**DO THIS**.
Continue the text on the new three-year FSCS levy model from its final sentence, leaving the lines aside.

From April 2014, the FSCS will raise levies based on either the compensation costs expected in the 12 months following the date of the levy; or one third of the compensation costs expected in the 36 months following the levy, whichever is higher.

In a paper setting out its approach last week, the FSCS has worked-up models of how levies would be calculated under the new three-year model. These suggest investment advisers would have been hit with the maximum levy of £150m for 2013/14, instead of the £78m actually levied on them under the current model.

The FSA first put forward plans to project potential compensation costs over three years rather than one last July, as part of its review of the way the FSCS is funded.

The review has already seen the annual claims limit for investment advisers rise from £100m to £150m, and the creation of a “retail pool” which would be triggered if one class breaches its annual claims limit.

The FSCS plans to use a five step process to determine levies based on compensation costs forecast for the next three years: assess the average costs in each class over the last three years; adjust for exceptional costs that are not expected to reoccur; add costs of expected defaults in the next three years; factor in new claims trends; and account for any surplus or deficit for each class.

The FSCS has not stripped out the cost of Keydata claims in its models showing average FSCS costs paid by each class over the last three years, saying although the cost of compensating Keydata investors was high, they are not “beyond the usual level of costs” met by the investment intermediation class.

But Apfa has challenged this view, arguing compensation levies under the three year model should be adjusted to exclude Keydata costs.

(Layout records)
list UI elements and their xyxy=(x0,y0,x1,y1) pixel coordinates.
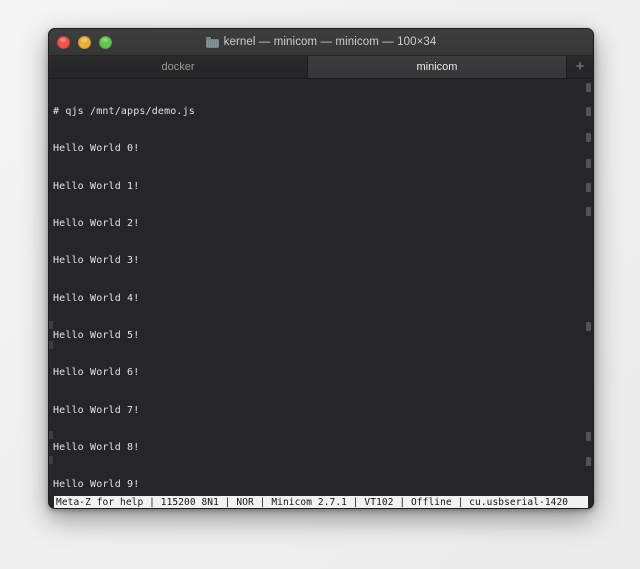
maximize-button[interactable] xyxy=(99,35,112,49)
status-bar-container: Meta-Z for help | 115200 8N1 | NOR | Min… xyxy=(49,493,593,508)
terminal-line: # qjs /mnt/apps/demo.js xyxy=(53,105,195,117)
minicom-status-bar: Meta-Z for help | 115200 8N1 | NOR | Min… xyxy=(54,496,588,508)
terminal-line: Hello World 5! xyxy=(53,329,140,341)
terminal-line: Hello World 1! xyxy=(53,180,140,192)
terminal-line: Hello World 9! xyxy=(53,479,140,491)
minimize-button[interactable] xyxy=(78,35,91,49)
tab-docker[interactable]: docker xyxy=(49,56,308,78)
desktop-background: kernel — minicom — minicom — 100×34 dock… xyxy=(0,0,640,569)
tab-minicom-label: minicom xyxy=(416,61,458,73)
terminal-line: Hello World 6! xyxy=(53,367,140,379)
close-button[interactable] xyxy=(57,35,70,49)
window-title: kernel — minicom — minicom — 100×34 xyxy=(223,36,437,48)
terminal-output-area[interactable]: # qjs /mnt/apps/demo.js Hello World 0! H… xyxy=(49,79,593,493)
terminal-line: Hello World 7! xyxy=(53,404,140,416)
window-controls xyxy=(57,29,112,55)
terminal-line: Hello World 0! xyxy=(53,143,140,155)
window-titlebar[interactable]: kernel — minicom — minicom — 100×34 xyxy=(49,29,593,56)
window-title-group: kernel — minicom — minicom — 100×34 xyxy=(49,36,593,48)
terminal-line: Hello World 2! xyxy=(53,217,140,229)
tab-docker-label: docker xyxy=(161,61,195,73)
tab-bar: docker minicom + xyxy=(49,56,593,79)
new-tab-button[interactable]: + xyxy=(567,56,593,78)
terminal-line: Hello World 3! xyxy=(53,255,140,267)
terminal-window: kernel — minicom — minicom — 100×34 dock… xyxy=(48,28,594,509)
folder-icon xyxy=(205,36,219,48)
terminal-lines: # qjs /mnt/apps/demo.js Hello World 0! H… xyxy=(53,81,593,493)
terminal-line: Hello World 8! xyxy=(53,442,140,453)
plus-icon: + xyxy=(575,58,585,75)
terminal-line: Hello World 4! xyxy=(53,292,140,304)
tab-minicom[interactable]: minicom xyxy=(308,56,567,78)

---

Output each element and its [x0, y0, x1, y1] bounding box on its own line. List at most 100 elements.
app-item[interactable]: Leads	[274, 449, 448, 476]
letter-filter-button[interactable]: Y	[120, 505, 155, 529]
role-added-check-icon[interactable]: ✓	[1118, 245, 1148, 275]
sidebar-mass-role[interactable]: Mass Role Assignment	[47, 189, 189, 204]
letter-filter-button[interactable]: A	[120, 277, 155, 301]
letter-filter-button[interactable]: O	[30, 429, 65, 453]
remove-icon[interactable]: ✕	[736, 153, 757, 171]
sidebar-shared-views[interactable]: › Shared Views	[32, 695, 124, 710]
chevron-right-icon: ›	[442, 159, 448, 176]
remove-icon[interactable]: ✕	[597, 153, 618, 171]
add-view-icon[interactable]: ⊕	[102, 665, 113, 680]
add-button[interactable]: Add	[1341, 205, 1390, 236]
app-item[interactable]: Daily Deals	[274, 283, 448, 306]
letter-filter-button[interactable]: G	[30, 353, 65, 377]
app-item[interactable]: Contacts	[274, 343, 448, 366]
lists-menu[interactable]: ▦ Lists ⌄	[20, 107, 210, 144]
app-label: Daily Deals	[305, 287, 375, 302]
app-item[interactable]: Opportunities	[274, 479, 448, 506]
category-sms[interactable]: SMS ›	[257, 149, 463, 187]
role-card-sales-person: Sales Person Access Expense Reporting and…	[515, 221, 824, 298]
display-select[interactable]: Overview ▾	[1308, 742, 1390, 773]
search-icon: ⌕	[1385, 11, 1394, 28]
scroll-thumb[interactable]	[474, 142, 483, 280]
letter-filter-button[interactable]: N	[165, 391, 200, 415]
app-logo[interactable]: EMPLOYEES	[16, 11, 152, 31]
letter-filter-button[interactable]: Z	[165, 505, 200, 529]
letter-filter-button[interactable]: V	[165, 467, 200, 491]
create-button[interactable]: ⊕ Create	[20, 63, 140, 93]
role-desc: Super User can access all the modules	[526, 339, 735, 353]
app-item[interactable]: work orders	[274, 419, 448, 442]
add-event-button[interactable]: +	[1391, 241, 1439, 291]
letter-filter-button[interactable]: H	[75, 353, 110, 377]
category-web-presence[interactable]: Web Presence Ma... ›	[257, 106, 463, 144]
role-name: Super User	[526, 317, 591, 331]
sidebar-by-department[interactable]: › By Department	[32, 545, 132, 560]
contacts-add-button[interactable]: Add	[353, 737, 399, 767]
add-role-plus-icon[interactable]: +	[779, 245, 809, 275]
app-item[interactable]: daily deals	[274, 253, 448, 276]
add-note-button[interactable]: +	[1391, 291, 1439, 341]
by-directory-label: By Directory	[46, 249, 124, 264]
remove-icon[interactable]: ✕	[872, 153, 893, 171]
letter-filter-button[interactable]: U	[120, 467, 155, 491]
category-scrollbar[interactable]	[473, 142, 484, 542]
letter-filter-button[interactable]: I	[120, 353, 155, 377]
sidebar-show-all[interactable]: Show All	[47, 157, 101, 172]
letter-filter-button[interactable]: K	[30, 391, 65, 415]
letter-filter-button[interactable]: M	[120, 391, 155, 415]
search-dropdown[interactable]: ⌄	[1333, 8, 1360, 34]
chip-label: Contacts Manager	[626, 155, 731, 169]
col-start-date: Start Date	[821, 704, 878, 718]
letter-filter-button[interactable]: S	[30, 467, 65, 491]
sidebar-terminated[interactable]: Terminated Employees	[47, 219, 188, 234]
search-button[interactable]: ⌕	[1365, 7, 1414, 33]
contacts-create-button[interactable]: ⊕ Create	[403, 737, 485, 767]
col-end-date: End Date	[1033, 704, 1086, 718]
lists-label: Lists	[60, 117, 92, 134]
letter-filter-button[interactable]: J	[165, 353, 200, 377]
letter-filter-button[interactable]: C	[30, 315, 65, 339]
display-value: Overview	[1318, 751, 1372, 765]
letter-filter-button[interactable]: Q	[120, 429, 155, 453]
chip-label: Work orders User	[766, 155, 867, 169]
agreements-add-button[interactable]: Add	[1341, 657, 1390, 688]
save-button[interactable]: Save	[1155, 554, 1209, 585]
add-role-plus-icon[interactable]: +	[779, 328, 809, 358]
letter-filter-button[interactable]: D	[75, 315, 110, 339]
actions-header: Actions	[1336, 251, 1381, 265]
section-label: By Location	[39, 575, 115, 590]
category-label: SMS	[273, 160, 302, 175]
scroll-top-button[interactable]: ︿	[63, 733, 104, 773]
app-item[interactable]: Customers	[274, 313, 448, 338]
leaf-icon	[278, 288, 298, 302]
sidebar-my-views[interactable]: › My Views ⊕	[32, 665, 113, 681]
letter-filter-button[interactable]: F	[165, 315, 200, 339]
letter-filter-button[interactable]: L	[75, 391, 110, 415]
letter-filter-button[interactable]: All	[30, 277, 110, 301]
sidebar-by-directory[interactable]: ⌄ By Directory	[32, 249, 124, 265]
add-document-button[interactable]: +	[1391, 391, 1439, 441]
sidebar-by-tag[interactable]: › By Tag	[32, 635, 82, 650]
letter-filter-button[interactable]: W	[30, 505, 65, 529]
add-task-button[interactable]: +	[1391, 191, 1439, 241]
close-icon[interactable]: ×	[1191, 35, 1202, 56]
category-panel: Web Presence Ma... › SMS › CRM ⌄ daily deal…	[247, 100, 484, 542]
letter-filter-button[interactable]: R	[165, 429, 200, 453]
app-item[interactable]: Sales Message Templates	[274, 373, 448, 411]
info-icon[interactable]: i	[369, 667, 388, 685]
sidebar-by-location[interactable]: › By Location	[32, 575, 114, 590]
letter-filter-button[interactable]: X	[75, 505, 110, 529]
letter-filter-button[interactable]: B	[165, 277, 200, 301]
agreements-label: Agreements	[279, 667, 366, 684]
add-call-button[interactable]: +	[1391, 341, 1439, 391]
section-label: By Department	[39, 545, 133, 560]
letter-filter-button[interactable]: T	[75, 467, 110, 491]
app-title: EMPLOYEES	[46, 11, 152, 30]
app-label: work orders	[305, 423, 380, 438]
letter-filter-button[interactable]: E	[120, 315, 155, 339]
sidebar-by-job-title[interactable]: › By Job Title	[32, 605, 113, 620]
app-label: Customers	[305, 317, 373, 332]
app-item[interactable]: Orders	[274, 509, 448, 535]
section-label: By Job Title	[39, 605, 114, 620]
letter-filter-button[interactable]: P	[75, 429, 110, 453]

**ANSWER TO THIS PROBLEM**.
Director general Chris Hannant says: “We would argue a breach of the class threshold, which has only happened once in the FSCS’s history, is exceptional, and the effect it has on the numbers could be significant.

“By taking its proposed approach, the FSCS is distorting the calculations and risks making levies more volatile and leaving firms out of pocket. We urge the FSCS to look again at its approach, and reconsider the criteria it will use to determine exceptional factors.”

In 2011 the industry was hit with a £326m FSCS interim levy, with Keydata accounting for £258.8m in claims. Of the total interim levy advisers had to pay £93m while fund managers paid £233m.

Atkinson Bolton Consulting director Simon Gibson says: “I would argue the Keydata costs are exceptional. Just because a major collapse has happened once, this does not necessarily mean it will happen in the immediate future.

“I am all for consumer compensation, but the key is it has to be appropriate. With increasing regulation, there is the potential for the level of FSCS claims, and therefore the costs on advisers, to get worse rather than better.”

Pilot Financial Planning director Ian Thomas says: “The fundamental issue is not three-year versus one-year, but the way firms are categorised. Investment providers and stockbrokers continue to be thrown in the same class as smaller financial advisers, which just makes FSCS costs untenable.

“You almost feel powerless when you see these kind of proposals, because it is hard to see how I can change what is happening.”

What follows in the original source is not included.